- [Challenge]:
Transcribe each of the records below exactly, excluding all pictures.

- [Exercise materials]:
** Begin **
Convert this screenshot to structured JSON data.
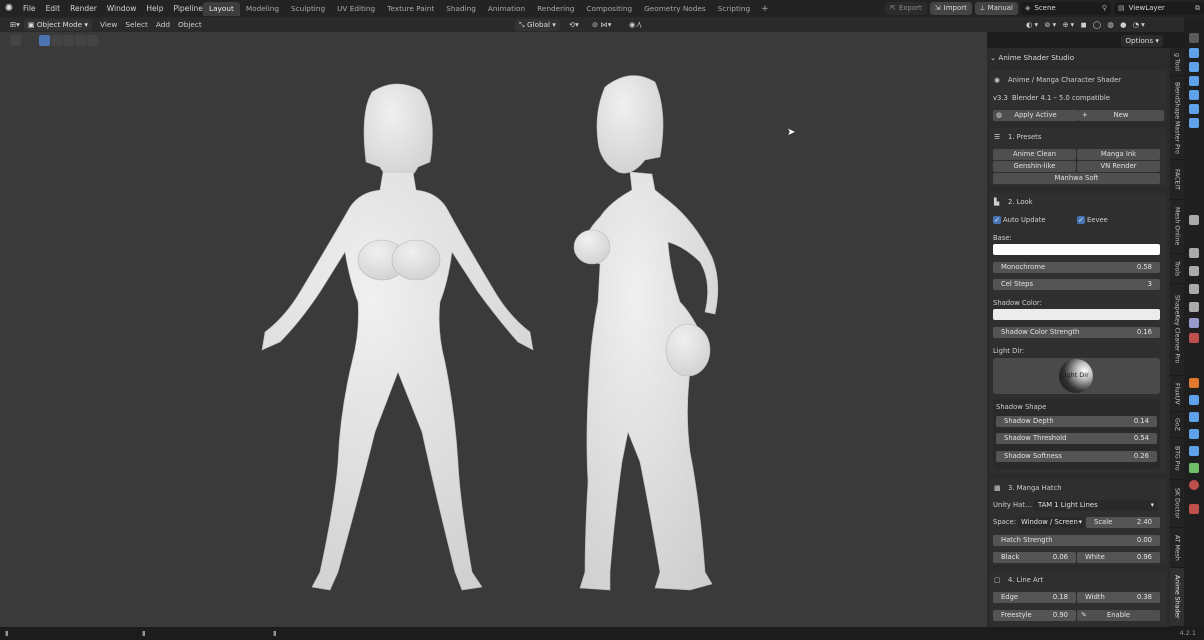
{
  "menus": [
    "File",
    "Edit",
    "Render",
    "Window",
    "Help",
    "Pipeline"
  ],
  "workspaces": [
    "Layout",
    "Modeling",
    "Sculpting",
    "UV Editing",
    "Texture Paint",
    "Shading",
    "Animation",
    "Rendering",
    "Compositing",
    "Geometry Nodes",
    "Scripting"
  ],
  "topright": {
    "export": "Export",
    "import": "Import",
    "manual": "Manual",
    "scene": "Scene",
    "viewlayer": "ViewLayer"
  },
  "header": {
    "mode": "Object Mode",
    "view": "View",
    "select": "Select",
    "add": "Add",
    "object": "Object",
    "orientation": "Global",
    "options": "Options"
  },
  "panel": {
    "addon_title": "Anime Shader Studio",
    "shader_name": "Anime / Manga Character Shader",
    "version": "v3.3",
    "compat": "Blender 4.1 – 5.0 compatible",
    "apply_active": "Apply Active",
    "new_label": "New",
    "presets": {
      "title": "1. Presets",
      "items": [
        "Anime Clean",
        "Manga Ink",
        "Genshin-like",
        "VN Render",
        "Manhwa Soft"
      ]
    },
    "look": {
      "title": "2. Look",
      "auto_update": "Auto Update",
      "eevee": "Eevee",
      "base_label": "Base:",
      "base_color": "#ffffff",
      "monochrome_label": "Monochrome",
      "monochrome": "0.58",
      "cel_steps_label": "Cel Steps",
      "cel_steps": "3",
      "shadow_color_label": "Shadow Color:",
      "shadow_color": "#ececec",
      "shadow_strength_label": "Shadow Color Strength",
      "shadow_strength": "0.16",
      "light_dir_label": "Light Dir:",
      "light_ball_text": "Light Dir",
      "shadow_shape_label": "Shadow Shape",
      "shadow_depth_label": "Shadow Depth",
      "shadow_depth": "0.14",
      "shadow_threshold_label": "Shadow Threshold",
      "shadow_threshold": "0.54",
      "shadow_softness_label": "Shadow Softness",
      "shadow_softness": "0.26"
    },
    "hatch": {
      "title": "3. Manga Hatch",
      "unity_label": "Unity Hat...",
      "unity_value": "TAM 1 Light Lines",
      "space_label": "Space:",
      "space_value": "Window / Screen",
      "scale_label": "Scale",
      "scale": "2.40",
      "strength_label": "Hatch Strength",
      "strength": "0.00",
      "black_label": "Black",
      "black": "0.06",
      "white_label": "White",
      "white": "0.96"
    },
    "lineart": {
      "title": "4. Line Art",
      "edge_label": "Edge",
      "edge": "0.18",
      "width_label": "Width",
      "width": "0.38",
      "freestyle_label": "Freestyle",
      "freestyle": "0.90",
      "enable": "Enable"
    }
  },
  "vtabs": [
    "g Tool",
    "BlendShape Master Pro",
    "FACEIT",
    "Mesh Online",
    "Tools",
    "ShapeKey Cleaner Pro",
    "FluxUV",
    "GoZ",
    "BTG Pro",
    "SK Doctor",
    "AT Mesh",
    "Anime Shader"
  ],
  "version_label": "4.2.1",
  "colors": {
    "accent": "#4772b3",
    "viewport": "#3a3a3a",
    "figure": "#dedede"
  }
}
** End **
- [Response]:
Convert this screenshot to structured JSON data.
{
  "menus": [
    "File",
    "Edit",
    "Render",
    "Window",
    "Help",
    "Pipeline"
  ],
  "workspaces": [
    "Layout",
    "Modeling",
    "Sculpting",
    "UV Editing",
    "Texture Paint",
    "Shading",
    "Animation",
    "Rendering",
    "Compositing",
    "Geometry Nodes",
    "Scripting"
  ],
  "topright": {
    "export": "Export",
    "import": "Import",
    "manual": "Manual",
    "scene": "Scene",
    "viewlayer": "ViewLayer"
  },
  "header": {
    "mode": "Object Mode",
    "view": "View",
    "select": "Select",
    "add": "Add",
    "object": "Object",
    "orientation": "Global",
    "options": "Options"
  },
  "panel": {
    "addon_title": "Anime Shader Studio",
    "shader_name": "Anime / Manga Character Shader",
    "version": "v3.3",
    "compat": "Blender 4.1 – 5.0 compatible",
    "apply_active": "Apply Active",
    "new_label": "New",
    "presets": {
      "title": "1. Presets",
      "items": [
        "Anime Clean",
        "Manga Ink",
        "Genshin-like",
        "VN Render",
        "Manhwa Soft"
      ]
    },
    "look": {
      "title": "2. Look",
      "auto_update": "Auto Update",
      "eevee": "Eevee",
      "base_label": "Base:",
      "base_color": "#ffffff",
      "monochrome_label": "Monochrome",
      "monochrome": "0.58",
      "cel_steps_label": "Cel Steps",
      "cel_steps": "3",
      "shadow_color_label": "Shadow Color:",
      "shadow_color": "#ececec",
      "shadow_strength_label": "Shadow Color Strength",
      "shadow_strength": "0.16",
      "light_dir_label": "Light Dir:",
      "light_ball_text": "Light Dir",
      "shadow_shape_label": "Shadow Shape",
      "shadow_depth_label": "Shadow Depth",
      "shadow_depth": "0.14",
      "shadow_threshold_label": "Shadow Threshold",
      "shadow_threshold": "0.54",
      "shadow_softness_label": "Shadow Softness",
      "shadow_softness": "0.26"
    },
    "hatch": {
      "title": "3. Manga Hatch",
      "unity_label": "Unity Hat...",
      "unity_value": "TAM 1 Light Lines",
      "space_label": "Space:",
      "space_value": "Window / Screen",
      "scale_label": "Scale",
      "scale": "2.40",
      "strength_label": "Hatch Strength",
      "strength": "0.00",
      "black_label": "Black",
      "black": "0.06",
      "white_label": "White",
      "white": "0.96"
    },
    "lineart": {
      "title": "4. Line Art",
      "edge_label": "Edge",
      "edge": "0.18",
      "width_label": "Width",
      "width": "0.38",
      "freestyle_label": "Freestyle",
      "freestyle": "0.90",
      "enable": "Enable"
    }
  },
  "vtabs": [
    "g Tool",
    "BlendShape Master Pro",
    "FACEIT",
    "Mesh Online",
    "Tools",
    "ShapeKey Cleaner Pro",
    "FluxUV",
    "GoZ",
    "BTG Pro",
    "SK Doctor",
    "AT Mesh",
    "Anime Shader"
  ],
  "version_label": "4.2.1",
  "colors": {
    "accent": "#4772b3",
    "viewport": "#3a3a3a",
    "figure": "#dedede"
  }
}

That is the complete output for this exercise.